◆ Materials provided
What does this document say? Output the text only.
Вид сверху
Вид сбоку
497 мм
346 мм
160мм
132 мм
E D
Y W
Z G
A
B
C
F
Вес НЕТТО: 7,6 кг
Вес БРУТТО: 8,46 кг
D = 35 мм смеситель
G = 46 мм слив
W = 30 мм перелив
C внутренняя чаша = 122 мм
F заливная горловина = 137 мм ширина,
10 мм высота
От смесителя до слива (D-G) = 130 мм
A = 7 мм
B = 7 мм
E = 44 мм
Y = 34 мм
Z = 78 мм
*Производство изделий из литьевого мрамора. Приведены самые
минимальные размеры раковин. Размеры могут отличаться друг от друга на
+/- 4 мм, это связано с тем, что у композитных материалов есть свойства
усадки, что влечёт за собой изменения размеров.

◆ What you need to do
Restate all of the entries exactly, please.

◆ Finished task
What does this document say? Output the text only.
Вид сверху
Вид сбоку
497 мм
346 мм
160мм
132 мм
E D
Y W
Z G
A
B
C
F
Вес НЕТТО: 7,6 кг
Вес БРУТТО: 8,46 кг
D = 35 мм смеситель
G = 46 мм слив
W = 30 мм перелив
C внутренняя чаша = 122 мм
F заливная горловина = 137 мм ширина,
10 мм высота
От смесителя до слива (D-G) = 130 мм
A = 7 мм
B = 7 мм
E = 44 мм
Y = 34 мм
Z = 78 мм
*Производство изделий из литьевого мрамора. Приведены самые
минимальные размеры раковин. Размеры могут отличаться друг от друга на
+/- 4 мм, это связано с тем, что у композитных материалов есть свойства
усадки, что влечёт за собой изменения размеров.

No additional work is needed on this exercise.